» **EXCERPT**:
Workflows for checking files in AnVIL
The workflows are written in the Workflow Description Language (WDL). This GitHub repository contains the Dockerfile, the WDL code, and a JSON file containing inputs to the workflow, both for testing and to serve as an example.
The Dockerfile creates a docker image containing the AnvilDataModels R package and R script to generate the report. This image is built in layers, starting from an AnVIL-maintained image with the Bioconductor "AnVIL" package installed. The first layer contains the AnVILDataModels R package and is available at uwgac/anvildatamodels. The second layer contains the R scripts in this repository and is available on Docker Hub as uwgac/anvil-util-workflows.
Workflow to validate TSV files against a data model using the AnvilDataModels package. An uploader will prepare files in tab separated values (TSV) format, with one file for each data table in the model, and upload them to an AnVIL workspace. This workflow will compare those files to the data model, and generate an HTML report describing any inconsistencies.
If the data model specifies that any columns be auto-generated from other columns, the workflow generates TSV files with updated tables before running checks.
This workflow checks whether expected tables (both required and optional) are included. For each table, it checks column names, data types, and primary keys. Finally, it checks foreign keys (cross-references across tables). Results of all checks are displayed in an HTML file.
If miminal checks are passed and import_tables
is set to true
, the workflow will then import the files as data tables in an AnVIL workspace. If checks are not passed, the workflow will fail and the user should review the file "data_model_validation.html" in the workflow output directory.
The user must specify the following inputs:
input | description |
---|---|
table_files | This input is of type Map[String, File], which consists of key:value pairs. Keys are table names, which should correspond to names in the data model, and values are Google bucket paths to TSV files for each table. |
model_url | A URL providing the path to the data model in JSON format. |
check_bucket_paths | A boolean indicating whether to check the existence of bucket paths in the data tables (default true). |
hash_id_nchar | Number of characters in auto-generated columns (default 16) |
import_tables | A boolean indicating whether tables should be imported to a workspace after validation. |
overwrite | A boolean indicating whether existing rows in the data tables should be overwritten. |
workspace_name | A string with the workspace name. e.g, if the workspace URL is https://anvil.terra.bio/#workspaces/fc-product-demo/Terra-Workflows-Quickstart, the workspace name is "Terra-Workflows-Quickstart" |
workspace_namespace | A string with the workspace name. e.g, if the workspace URL is https://anvil.terra.bio/#workspaces/fc-product-demo/Terra-Workflows-Quickstart, the workspace namespace is "fc-product-demo" |
The workflow returns the following outputs:
output | description |
---|---|
validation_report | An HTML file with validation results |
tables | A file array with the tables after adding auto-generated columns. This output is not generated if no additional columns are specified in the data model. |
Workflow to validate TSV files against a data model using the AnvilDataModels package. An uploader will prepare files in tab separated values (TSV) format, with one file for each data table in the model, and upload them to an AnVIL workspace. This workflow will compare those files to the data model, and generate an HTML report describing any inconsistencies.
Nothing is changed about the input files prior to running checks.

» **MATERIAL**:
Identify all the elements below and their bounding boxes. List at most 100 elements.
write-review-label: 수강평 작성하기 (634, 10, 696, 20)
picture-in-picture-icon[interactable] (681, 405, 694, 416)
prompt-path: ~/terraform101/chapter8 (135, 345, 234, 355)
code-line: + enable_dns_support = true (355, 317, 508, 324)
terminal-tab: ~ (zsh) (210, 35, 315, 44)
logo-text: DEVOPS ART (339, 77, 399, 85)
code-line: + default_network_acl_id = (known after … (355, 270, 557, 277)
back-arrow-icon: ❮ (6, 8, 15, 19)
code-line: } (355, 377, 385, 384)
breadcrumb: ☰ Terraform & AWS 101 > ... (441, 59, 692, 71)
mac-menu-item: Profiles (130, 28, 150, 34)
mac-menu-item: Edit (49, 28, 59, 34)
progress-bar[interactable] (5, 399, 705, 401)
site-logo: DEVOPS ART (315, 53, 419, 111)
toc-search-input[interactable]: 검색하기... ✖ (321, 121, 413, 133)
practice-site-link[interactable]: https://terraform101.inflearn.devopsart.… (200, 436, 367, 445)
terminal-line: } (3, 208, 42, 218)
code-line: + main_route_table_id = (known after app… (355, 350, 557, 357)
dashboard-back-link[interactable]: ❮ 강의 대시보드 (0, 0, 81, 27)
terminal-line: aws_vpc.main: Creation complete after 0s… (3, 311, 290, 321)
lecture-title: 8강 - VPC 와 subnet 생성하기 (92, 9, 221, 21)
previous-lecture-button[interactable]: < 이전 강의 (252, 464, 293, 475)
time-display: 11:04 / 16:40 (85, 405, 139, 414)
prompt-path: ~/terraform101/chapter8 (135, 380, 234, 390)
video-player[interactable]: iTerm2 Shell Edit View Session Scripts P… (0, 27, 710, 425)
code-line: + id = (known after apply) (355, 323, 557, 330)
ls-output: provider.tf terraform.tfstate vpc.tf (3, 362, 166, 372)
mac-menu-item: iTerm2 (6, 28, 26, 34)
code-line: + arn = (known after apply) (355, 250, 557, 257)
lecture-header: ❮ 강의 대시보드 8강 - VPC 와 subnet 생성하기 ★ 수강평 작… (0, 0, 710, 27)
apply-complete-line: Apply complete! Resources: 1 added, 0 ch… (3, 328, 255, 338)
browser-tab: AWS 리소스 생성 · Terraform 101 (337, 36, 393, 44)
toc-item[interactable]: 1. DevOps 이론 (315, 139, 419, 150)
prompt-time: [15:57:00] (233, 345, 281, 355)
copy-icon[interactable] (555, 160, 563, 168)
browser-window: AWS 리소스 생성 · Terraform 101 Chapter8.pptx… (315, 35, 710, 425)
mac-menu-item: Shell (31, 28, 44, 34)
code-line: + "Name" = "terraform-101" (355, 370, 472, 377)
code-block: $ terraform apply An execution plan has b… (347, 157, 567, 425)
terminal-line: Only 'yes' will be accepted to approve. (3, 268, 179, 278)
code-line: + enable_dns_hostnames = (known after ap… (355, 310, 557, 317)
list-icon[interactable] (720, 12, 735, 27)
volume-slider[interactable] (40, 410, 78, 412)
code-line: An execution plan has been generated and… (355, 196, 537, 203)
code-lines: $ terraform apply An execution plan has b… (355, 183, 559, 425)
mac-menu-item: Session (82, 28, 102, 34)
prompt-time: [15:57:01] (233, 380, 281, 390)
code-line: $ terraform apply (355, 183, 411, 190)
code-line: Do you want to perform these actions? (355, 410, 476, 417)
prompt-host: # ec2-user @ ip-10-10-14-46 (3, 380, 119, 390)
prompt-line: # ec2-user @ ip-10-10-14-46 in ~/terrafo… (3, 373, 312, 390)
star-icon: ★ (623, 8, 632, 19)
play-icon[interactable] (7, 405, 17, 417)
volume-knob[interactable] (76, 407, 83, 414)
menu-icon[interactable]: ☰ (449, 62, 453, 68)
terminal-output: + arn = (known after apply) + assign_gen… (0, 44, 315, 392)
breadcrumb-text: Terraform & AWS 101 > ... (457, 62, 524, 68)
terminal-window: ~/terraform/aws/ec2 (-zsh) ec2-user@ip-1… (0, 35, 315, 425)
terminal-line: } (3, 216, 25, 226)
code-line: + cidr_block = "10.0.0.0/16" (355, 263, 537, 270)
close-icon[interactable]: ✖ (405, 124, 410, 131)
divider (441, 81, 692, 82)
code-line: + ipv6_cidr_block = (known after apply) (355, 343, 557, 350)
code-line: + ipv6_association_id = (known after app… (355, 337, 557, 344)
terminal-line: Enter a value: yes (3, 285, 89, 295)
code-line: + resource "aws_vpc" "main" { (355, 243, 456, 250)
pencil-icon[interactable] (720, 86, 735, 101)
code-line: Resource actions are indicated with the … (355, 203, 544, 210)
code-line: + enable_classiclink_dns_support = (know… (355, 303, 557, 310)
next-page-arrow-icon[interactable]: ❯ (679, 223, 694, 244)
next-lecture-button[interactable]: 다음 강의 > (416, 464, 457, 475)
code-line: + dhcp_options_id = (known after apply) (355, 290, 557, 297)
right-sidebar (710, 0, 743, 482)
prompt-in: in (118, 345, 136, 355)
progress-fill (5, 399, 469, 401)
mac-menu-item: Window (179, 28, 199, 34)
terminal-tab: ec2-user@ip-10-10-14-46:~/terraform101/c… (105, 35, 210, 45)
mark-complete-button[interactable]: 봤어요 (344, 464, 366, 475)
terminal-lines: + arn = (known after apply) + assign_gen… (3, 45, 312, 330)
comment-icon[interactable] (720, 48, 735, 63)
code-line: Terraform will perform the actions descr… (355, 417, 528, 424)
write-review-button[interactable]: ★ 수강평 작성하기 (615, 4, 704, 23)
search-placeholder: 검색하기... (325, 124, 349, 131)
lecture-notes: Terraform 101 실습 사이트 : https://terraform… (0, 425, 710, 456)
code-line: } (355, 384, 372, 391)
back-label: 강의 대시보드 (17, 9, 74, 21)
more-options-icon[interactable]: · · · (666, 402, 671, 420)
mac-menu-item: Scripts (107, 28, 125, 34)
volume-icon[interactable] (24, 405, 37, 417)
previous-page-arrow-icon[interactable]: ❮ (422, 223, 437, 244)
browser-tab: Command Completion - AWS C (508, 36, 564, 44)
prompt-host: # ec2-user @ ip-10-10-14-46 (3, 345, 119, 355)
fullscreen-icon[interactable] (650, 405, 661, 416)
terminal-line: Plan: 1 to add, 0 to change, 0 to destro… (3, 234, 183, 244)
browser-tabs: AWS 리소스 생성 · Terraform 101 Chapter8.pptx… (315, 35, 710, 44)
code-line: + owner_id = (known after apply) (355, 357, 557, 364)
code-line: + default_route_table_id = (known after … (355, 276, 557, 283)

» **EXERCISE DIRECTIONS**: Please output the stretch of the AnVIL workflows page from "If miminal checks" through "workflow output directory." without changing a word.

» **WRITTEN REPLY**:
If miminal checks are passed and import_tables
is set to true
, the workflow will then import the files as data tables in an AnVIL workspace. If checks are not passed, the workflow will fail and the user should review the file "data_model_validation.html" in the workflow output directory.